* GIVEN PROBLEM *
Return all lines in the material below that contain "Management".

* MATERIAL FOR THIS TASK *
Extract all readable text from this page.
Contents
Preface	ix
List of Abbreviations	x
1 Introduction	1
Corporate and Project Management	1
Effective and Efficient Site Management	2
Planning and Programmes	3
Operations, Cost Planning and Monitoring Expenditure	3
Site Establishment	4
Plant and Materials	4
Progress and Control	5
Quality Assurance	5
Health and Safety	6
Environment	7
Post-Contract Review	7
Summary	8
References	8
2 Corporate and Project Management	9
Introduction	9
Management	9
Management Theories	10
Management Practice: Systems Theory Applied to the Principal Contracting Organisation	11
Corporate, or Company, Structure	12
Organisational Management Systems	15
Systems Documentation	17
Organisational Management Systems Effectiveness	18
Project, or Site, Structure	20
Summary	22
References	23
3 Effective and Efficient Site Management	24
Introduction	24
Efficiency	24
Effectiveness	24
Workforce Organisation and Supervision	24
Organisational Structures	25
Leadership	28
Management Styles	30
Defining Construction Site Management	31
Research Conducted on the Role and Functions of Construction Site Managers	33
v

* FINISHED TASK *
Corporate and Project Management	1
Effective and Efficient Site Management	2
2 Corporate and Project Management	9
Management	9
Management Theories	10
Management Practice: Systems Theory Applied to the Principal Contracting Organisation	11
Organisational Management Systems	15
Organisational Management Systems Effectiveness	18
3 Effective and Efficient Site Management	24
Management Styles	30
Defining Construction Site Management	31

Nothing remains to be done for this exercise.